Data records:
--- Start ---

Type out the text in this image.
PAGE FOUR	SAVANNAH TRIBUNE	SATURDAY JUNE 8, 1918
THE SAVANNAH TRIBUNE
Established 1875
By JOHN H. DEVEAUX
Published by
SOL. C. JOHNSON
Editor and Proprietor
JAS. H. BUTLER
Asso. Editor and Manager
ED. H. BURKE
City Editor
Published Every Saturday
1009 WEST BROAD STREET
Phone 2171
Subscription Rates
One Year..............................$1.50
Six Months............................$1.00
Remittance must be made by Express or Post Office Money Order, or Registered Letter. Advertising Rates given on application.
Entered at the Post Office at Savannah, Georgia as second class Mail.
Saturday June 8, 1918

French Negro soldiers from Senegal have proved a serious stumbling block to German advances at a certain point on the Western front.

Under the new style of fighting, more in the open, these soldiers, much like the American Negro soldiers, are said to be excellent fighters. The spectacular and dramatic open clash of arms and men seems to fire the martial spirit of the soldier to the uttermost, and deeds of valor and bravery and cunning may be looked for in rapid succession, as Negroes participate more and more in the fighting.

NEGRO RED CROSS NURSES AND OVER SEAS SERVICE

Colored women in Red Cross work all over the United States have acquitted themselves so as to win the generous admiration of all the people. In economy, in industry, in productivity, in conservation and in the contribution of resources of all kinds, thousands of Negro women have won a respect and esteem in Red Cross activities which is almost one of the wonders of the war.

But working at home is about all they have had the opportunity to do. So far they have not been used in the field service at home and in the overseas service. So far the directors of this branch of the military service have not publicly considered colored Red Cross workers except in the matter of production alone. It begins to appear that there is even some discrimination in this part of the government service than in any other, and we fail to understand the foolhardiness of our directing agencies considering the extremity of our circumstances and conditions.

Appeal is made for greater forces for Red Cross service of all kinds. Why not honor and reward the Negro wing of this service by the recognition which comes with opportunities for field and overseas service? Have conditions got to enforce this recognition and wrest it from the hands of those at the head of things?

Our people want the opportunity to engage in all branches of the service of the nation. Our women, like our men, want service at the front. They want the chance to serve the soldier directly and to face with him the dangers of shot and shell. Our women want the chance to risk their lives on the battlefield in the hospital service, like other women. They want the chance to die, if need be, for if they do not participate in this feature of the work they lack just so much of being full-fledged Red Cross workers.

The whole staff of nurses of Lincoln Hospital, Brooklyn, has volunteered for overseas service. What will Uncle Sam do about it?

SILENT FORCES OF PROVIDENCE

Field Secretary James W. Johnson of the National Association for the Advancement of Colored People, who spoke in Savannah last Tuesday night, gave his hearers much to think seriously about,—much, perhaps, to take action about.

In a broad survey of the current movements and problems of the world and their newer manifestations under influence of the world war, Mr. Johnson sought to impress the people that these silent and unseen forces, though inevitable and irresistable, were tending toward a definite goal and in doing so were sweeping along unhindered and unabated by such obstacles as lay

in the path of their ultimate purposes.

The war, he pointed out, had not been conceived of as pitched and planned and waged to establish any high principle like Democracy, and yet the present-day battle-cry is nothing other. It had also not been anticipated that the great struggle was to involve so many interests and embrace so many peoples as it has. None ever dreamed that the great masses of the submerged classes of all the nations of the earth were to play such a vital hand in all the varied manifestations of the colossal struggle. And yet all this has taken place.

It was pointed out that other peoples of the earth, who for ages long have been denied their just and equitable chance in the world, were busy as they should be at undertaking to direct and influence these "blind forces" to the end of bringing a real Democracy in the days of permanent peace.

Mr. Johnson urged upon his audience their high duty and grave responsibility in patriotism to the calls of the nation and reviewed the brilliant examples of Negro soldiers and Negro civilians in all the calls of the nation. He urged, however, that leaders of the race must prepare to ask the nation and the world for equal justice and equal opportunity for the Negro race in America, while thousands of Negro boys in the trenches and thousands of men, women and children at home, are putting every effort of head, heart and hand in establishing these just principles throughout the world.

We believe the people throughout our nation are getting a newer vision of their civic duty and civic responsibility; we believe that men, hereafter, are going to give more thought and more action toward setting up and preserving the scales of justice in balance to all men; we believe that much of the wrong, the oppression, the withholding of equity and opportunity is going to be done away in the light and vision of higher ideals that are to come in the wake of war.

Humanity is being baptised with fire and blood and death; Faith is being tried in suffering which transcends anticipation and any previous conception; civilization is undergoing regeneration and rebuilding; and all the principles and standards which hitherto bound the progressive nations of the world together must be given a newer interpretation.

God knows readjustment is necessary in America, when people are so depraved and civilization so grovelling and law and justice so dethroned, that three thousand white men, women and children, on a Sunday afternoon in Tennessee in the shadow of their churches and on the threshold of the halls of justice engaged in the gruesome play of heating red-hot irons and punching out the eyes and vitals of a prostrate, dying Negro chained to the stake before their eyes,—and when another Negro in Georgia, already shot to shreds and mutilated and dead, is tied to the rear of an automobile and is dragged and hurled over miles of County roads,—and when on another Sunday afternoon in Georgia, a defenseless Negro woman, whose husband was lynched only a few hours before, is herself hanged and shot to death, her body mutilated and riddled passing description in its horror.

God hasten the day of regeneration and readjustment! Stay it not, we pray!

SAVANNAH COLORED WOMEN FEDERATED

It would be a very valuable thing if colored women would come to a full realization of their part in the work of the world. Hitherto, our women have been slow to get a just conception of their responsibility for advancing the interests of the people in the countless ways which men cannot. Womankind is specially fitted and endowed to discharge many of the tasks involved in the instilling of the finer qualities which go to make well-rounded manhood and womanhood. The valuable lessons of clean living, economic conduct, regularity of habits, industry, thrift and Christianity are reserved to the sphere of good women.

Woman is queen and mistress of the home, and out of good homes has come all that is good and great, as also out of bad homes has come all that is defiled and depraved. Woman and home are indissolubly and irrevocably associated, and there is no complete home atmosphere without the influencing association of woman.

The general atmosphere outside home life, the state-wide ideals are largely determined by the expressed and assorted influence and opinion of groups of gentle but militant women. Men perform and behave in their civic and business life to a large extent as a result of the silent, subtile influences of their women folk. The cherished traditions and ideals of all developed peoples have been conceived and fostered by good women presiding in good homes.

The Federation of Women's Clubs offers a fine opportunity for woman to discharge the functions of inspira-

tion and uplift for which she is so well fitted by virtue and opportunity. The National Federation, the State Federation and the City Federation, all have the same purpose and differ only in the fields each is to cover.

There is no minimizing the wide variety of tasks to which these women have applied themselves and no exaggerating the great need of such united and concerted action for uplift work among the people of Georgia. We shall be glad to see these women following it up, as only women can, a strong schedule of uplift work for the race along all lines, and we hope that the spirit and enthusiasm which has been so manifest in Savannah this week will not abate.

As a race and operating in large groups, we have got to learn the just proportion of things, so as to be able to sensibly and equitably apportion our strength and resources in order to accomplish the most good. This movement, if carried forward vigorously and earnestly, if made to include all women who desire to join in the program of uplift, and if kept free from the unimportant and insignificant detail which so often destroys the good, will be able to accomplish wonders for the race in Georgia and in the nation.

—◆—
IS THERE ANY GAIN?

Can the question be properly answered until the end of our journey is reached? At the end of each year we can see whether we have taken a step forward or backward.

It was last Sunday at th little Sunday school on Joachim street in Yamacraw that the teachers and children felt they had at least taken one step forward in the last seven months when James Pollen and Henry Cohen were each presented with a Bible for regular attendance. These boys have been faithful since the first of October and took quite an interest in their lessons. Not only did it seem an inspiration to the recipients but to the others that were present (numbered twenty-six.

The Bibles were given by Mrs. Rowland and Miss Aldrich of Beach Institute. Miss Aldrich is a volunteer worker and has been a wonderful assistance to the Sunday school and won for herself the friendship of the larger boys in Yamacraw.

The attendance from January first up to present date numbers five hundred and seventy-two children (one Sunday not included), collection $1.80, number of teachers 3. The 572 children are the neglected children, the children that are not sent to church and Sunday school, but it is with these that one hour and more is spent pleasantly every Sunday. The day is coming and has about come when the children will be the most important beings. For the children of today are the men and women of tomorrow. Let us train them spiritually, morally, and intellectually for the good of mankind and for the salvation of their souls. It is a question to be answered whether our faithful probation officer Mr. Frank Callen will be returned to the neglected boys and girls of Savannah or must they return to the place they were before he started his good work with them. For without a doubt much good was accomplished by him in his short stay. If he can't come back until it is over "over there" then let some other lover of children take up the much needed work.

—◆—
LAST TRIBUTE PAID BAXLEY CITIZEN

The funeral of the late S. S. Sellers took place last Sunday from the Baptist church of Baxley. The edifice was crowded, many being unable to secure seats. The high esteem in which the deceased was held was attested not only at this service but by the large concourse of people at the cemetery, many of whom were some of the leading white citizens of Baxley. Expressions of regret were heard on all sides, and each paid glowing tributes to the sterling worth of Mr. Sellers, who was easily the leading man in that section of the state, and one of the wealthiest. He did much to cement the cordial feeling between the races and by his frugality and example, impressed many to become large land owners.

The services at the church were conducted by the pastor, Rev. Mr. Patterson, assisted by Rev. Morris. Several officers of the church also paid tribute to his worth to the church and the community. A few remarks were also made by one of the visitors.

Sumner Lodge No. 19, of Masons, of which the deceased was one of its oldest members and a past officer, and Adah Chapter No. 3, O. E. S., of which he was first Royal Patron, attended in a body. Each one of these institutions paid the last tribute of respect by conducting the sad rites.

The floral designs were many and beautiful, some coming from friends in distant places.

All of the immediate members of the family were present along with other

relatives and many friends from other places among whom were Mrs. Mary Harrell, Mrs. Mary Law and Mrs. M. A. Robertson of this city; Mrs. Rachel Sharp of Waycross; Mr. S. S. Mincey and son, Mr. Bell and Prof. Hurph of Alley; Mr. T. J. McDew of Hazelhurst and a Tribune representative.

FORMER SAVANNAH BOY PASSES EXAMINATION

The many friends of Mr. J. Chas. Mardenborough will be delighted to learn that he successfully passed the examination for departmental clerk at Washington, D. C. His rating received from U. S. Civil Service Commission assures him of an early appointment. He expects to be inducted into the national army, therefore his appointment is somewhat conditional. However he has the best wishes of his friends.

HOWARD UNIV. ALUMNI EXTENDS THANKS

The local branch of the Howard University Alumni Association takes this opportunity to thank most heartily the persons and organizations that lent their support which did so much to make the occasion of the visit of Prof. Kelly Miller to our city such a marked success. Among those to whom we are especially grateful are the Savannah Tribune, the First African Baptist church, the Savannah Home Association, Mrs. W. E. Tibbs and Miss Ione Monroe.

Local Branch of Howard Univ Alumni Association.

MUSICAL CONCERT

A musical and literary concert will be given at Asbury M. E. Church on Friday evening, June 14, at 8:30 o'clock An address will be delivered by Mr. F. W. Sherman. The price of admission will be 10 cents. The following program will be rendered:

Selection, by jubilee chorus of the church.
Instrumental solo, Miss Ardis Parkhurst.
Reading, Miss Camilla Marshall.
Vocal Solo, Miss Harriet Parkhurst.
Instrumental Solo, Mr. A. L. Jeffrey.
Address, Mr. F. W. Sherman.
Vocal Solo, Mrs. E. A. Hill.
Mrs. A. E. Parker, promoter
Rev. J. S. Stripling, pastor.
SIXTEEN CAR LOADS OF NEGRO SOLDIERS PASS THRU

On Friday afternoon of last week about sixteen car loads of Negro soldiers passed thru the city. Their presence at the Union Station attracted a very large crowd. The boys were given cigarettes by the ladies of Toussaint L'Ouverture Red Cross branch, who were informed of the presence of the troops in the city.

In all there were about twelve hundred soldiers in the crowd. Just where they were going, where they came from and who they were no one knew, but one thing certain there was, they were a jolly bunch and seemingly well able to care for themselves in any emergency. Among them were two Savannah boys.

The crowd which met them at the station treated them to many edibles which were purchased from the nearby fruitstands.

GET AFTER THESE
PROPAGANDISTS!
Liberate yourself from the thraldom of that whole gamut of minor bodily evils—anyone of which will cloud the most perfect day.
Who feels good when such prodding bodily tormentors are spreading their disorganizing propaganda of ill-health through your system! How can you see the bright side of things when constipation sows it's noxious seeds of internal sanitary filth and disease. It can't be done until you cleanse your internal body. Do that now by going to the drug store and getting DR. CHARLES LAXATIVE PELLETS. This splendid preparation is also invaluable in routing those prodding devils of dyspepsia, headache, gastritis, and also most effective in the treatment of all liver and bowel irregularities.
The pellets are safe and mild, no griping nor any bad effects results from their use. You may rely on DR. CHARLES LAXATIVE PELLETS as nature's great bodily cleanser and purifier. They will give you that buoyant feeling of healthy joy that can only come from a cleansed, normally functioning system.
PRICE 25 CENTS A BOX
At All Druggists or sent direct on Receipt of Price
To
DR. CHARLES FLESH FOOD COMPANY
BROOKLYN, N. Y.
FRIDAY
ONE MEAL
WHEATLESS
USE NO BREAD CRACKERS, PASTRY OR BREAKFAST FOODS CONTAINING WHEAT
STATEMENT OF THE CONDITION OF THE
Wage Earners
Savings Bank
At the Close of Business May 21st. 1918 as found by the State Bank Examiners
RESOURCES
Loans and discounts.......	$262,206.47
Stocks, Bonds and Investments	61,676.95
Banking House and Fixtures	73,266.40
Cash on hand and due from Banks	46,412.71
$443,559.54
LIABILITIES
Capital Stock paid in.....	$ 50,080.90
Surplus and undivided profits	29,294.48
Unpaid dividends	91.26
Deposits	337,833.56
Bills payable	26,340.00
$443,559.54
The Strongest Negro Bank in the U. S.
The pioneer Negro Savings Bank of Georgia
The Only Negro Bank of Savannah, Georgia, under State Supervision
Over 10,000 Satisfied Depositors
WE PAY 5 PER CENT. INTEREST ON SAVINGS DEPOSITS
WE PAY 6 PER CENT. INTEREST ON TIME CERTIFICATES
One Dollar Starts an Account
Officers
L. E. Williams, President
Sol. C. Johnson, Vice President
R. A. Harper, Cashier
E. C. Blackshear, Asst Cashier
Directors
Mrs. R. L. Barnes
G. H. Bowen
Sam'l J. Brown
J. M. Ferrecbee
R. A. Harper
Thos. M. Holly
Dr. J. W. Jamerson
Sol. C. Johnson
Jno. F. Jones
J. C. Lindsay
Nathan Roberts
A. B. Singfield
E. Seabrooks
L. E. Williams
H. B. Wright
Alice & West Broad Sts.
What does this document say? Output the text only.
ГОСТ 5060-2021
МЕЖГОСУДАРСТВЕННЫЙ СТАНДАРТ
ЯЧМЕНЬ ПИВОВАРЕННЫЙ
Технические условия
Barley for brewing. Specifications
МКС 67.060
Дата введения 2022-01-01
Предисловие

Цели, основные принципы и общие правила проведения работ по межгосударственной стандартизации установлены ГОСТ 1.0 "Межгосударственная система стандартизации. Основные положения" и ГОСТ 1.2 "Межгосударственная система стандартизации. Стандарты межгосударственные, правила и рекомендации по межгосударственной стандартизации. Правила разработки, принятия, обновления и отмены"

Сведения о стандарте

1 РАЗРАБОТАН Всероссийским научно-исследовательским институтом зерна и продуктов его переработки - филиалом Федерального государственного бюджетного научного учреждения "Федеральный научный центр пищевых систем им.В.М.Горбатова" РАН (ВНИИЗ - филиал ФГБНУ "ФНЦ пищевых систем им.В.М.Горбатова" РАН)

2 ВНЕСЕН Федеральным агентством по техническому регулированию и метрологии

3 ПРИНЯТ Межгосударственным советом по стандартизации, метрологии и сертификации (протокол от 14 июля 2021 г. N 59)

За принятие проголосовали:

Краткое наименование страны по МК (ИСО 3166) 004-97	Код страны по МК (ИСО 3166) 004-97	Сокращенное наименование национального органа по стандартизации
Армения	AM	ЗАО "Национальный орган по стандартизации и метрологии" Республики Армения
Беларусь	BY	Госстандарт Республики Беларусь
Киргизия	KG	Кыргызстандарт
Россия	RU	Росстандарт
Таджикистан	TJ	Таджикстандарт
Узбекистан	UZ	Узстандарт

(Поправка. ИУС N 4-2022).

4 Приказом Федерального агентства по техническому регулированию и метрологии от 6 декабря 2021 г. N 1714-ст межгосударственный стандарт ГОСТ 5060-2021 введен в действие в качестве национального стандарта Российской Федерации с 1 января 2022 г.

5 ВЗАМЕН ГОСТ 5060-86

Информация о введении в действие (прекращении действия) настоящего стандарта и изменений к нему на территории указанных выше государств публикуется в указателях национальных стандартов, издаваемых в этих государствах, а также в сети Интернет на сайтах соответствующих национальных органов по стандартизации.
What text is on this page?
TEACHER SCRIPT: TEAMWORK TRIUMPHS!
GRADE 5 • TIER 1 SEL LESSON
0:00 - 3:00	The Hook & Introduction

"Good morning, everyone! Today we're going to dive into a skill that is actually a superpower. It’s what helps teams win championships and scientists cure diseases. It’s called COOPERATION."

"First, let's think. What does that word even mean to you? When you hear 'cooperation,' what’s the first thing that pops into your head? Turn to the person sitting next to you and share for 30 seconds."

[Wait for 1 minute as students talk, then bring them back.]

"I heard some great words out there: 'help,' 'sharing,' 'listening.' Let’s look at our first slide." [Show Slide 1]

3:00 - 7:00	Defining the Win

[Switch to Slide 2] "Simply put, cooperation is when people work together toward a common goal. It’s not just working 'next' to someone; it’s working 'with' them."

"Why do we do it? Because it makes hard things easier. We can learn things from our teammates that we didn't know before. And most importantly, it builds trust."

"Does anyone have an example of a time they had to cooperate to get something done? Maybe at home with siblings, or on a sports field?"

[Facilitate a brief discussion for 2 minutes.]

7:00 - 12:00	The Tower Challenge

--- End ---

Problem statement: Across the preceding material, how many lines contain the word "anyone"? State the number alone.

Task solution: 2